__What you are asked to do__. Set down every entry word for word. Omit the pictures.

= = = = =

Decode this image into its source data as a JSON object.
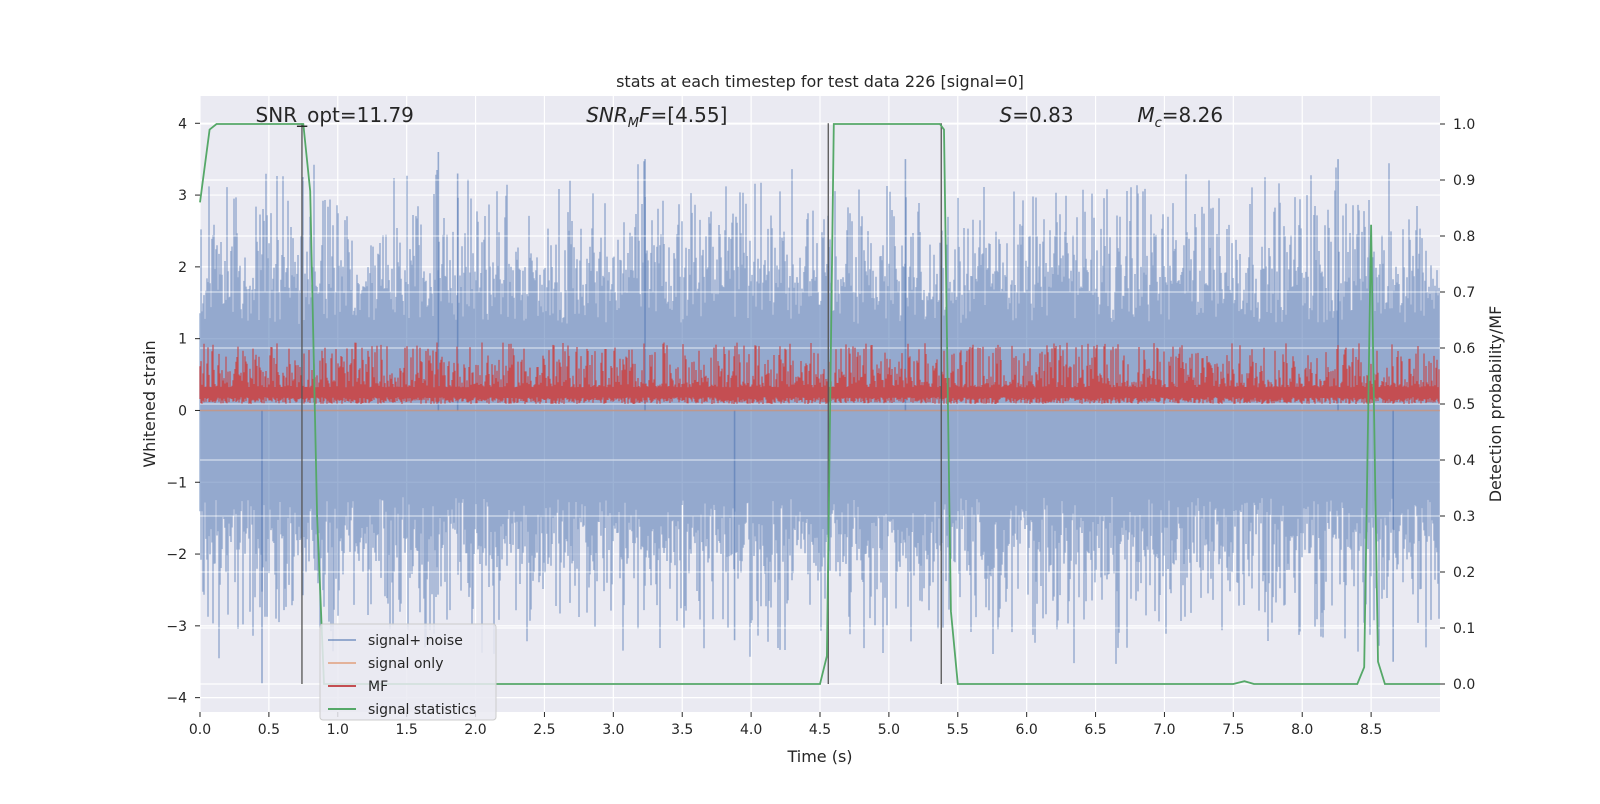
{
  "chart_data": {
    "type": "line",
    "title": "stats at each timestep for test data 226 [signal=0]",
    "xlabel": "Time (s)",
    "ylabel_left": "Whitened strain",
    "ylabel_right": "Detection probability/MF",
    "xlim": [
      0,
      9.0
    ],
    "ylim_left": [
      -4.2,
      4.38
    ],
    "ylim_right": [
      -0.05,
      1.05
    ],
    "x_ticks": [
      0.0,
      0.5,
      1.0,
      1.5,
      2.0,
      2.5,
      3.0,
      3.5,
      4.0,
      4.5,
      5.0,
      5.5,
      6.0,
      6.5,
      7.0,
      7.5,
      8.0,
      8.5
    ],
    "y_ticks_left": [
      4,
      3,
      2,
      1,
      0,
      -1,
      -2,
      -3,
      -4
    ],
    "y_ticks_right": [
      1.0,
      0.9,
      0.8,
      0.7,
      0.6,
      0.5,
      0.4,
      0.3,
      0.2,
      0.1,
      0.0
    ],
    "grid": true,
    "legend_position": "lower-left",
    "annotations": [
      {
        "html": "SNR_opt=11.79",
        "x": 0.2,
        "y": 4.1
      },
      {
        "html": "<tspan font-style=\"italic\">SNR</tspan><tspan font-style=\"italic\" font-size=\"13\" dy=\"5\">M</tspan><tspan font-style=\"italic\" dy=\"-5\">F</tspan>=[4.55]",
        "x": 2.6,
        "y": 4.1
      },
      {
        "html": "<tspan font-style=\"italic\">S</tspan>=0.83",
        "x": 5.6,
        "y": 4.1
      },
      {
        "html": "<tspan font-style=\"italic\">M</tspan><tspan font-style=\"italic\" font-size=\"13\" dy=\"5\">c</tspan><tspan dy=\"-5\">=8.26</tspan>",
        "x": 6.6,
        "y": 4.1
      }
    ],
    "vertical_lines": [
      0.74,
      4.56,
      5.38
    ],
    "series": [
      {
        "name": "signal+ noise",
        "axis": "left",
        "color": "#4c72b0",
        "opacity": 0.55,
        "render": "dense_band",
        "description_range": [
          -3.8,
          3.7
        ],
        "peaks": [
          {
            "x": 1.73,
            "y": 3.6
          },
          {
            "x": 1.87,
            "y": 3.3
          },
          {
            "x": 3.23,
            "y": 3.5
          },
          {
            "x": 5.12,
            "y": 3.5
          },
          {
            "x": 8.26,
            "y": 3.5
          },
          {
            "x": 0.45,
            "y": -3.8
          },
          {
            "x": 3.88,
            "y": -3.2
          },
          {
            "x": 8.66,
            "y": -3.5
          }
        ]
      },
      {
        "name": "signal only",
        "axis": "left",
        "color": "#dd8452",
        "opacity": 0.55,
        "x": [
          0,
          9.0
        ],
        "y": [
          0,
          0
        ]
      },
      {
        "name": "MF",
        "axis": "right",
        "color": "#c44e52",
        "render": "dense_band",
        "description_range": [
          0.5,
          0.6
        ]
      },
      {
        "name": "signal statistics",
        "axis": "right",
        "color": "#55a868",
        "x": [
          0.0,
          0.07,
          0.12,
          0.2,
          0.3,
          0.4,
          0.5,
          0.6,
          0.7,
          0.75,
          0.8,
          0.85,
          0.9,
          0.95,
          1.0,
          1.5,
          2.0,
          2.5,
          3.0,
          3.5,
          4.0,
          4.5,
          4.55,
          4.6,
          4.65,
          5.0,
          5.3,
          5.37,
          5.4,
          5.45,
          5.5,
          5.6,
          6.0,
          6.5,
          7.0,
          7.5,
          7.58,
          7.65,
          8.0,
          8.4,
          8.45,
          8.5,
          8.55,
          8.6,
          8.65,
          9.0
        ],
        "y": [
          0.86,
          0.99,
          1.0,
          1.0,
          1.0,
          1.0,
          1.0,
          1.0,
          1.0,
          1.0,
          0.88,
          0.3,
          0.0,
          0.0,
          0.0,
          0.0,
          0.0,
          0.0,
          0.0,
          0.0,
          0.0,
          0.0,
          0.05,
          1.0,
          1.0,
          1.0,
          1.0,
          1.0,
          0.99,
          0.13,
          0.0,
          0.0,
          0.0,
          0.0,
          0.0,
          0.0,
          0.005,
          0.0,
          0.0,
          0.0,
          0.03,
          0.82,
          0.04,
          0.0,
          0.0,
          0.0
        ]
      }
    ],
    "legend": [
      "signal+ noise",
      "signal only",
      "MF",
      "signal statistics"
    ]
  }
}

= = = = =

__Response to this exercise__.
Decode this image into its source data as a JSON object.
{
  "chart_data": {
    "type": "line",
    "title": "stats at each timestep for test data 226 [signal=0]",
    "xlabel": "Time (s)",
    "ylabel_left": "Whitened strain",
    "ylabel_right": "Detection probability/MF",
    "xlim": [
      0,
      9.0
    ],
    "ylim_left": [
      -4.2,
      4.38
    ],
    "ylim_right": [
      -0.05,
      1.05
    ],
    "x_ticks": [
      0.0,
      0.5,
      1.0,
      1.5,
      2.0,
      2.5,
      3.0,
      3.5,
      4.0,
      4.5,
      5.0,
      5.5,
      6.0,
      6.5,
      7.0,
      7.5,
      8.0,
      8.5
    ],
    "y_ticks_left": [
      4,
      3,
      2,
      1,
      0,
      -1,
      -2,
      -3,
      -4
    ],
    "y_ticks_right": [
      1.0,
      0.9,
      0.8,
      0.7,
      0.6,
      0.5,
      0.4,
      0.3,
      0.2,
      0.1,
      0.0
    ],
    "grid": true,
    "legend_position": "lower-left",
    "annotations": [
      {
        "html": "SNR_opt=11.79",
        "x": 0.2,
        "y": 4.1
      },
      {
        "html": "<tspan font-style=\"italic\">SNR</tspan><tspan font-style=\"italic\" font-size=\"13\" dy=\"5\">M</tspan><tspan font-style=\"italic\" dy=\"-5\">F</tspan>=[4.55]",
        "x": 2.6,
        "y": 4.1
      },
      {
        "html": "<tspan font-style=\"italic\">S</tspan>=0.83",
        "x": 5.6,
        "y": 4.1
      },
      {
        "html": "<tspan font-style=\"italic\">M</tspan><tspan font-style=\"italic\" font-size=\"13\" dy=\"5\">c</tspan><tspan dy=\"-5\">=8.26</tspan>",
        "x": 6.6,
        "y": 4.1
      }
    ],
    "vertical_lines": [
      0.74,
      4.56,
      5.38
    ],
    "series": [
      {
        "name": "signal+ noise",
        "axis": "left",
        "color": "#4c72b0",
        "opacity": 0.55,
        "render": "dense_band",
        "description_range": [
          -3.8,
          3.7
        ],
        "peaks": [
          {
            "x": 1.73,
            "y": 3.6
          },
          {
            "x": 1.87,
            "y": 3.3
          },
          {
            "x": 3.23,
            "y": 3.5
          },
          {
            "x": 5.12,
            "y": 3.5
          },
          {
            "x": 8.26,
            "y": 3.5
          },
          {
            "x": 0.45,
            "y": -3.8
          },
          {
            "x": 3.88,
            "y": -3.2
          },
          {
            "x": 8.66,
            "y": -3.5
          }
        ]
      },
      {
        "name": "signal only",
        "axis": "left",
        "color": "#dd8452",
        "opacity": 0.55,
        "x": [
          0,
          9.0
        ],
        "y": [
          0,
          0
        ]
      },
      {
        "name": "MF",
        "axis": "right",
        "color": "#c44e52",
        "render": "dense_band",
        "description_range": [
          0.5,
          0.6
        ]
      },
      {
        "name": "signal statistics",
        "axis": "right",
        "color": "#55a868",
        "x": [
          0.0,
          0.07,
          0.12,
          0.2,
          0.3,
          0.4,
          0.5,
          0.6,
          0.7,
          0.75,
          0.8,
          0.85,
          0.9,
          0.95,
          1.0,
          1.5,
          2.0,
          2.5,
          3.0,
          3.5,
          4.0,
          4.5,
          4.55,
          4.6,
          4.65,
          5.0,
          5.3,
          5.37,
          5.4,
          5.45,
          5.5,
          5.6,
          6.0,
          6.5,
          7.0,
          7.5,
          7.58,
          7.65,
          8.0,
          8.4,
          8.45,
          8.5,
          8.55,
          8.6,
          8.65,
          9.0
        ],
        "y": [
          0.86,
          0.99,
          1.0,
          1.0,
          1.0,
          1.0,
          1.0,
          1.0,
          1.0,
          1.0,
          0.88,
          0.3,
          0.0,
          0.0,
          0.0,
          0.0,
          0.0,
          0.0,
          0.0,
          0.0,
          0.0,
          0.0,
          0.05,
          1.0,
          1.0,
          1.0,
          1.0,
          1.0,
          0.99,
          0.13,
          0.0,
          0.0,
          0.0,
          0.0,
          0.0,
          0.0,
          0.005,
          0.0,
          0.0,
          0.0,
          0.03,
          0.82,
          0.04,
          0.0,
          0.0,
          0.0
        ]
      }
    ],
    "legend": [
      "signal+ noise",
      "signal only",
      "MF",
      "signal statistics"
    ]
  }
}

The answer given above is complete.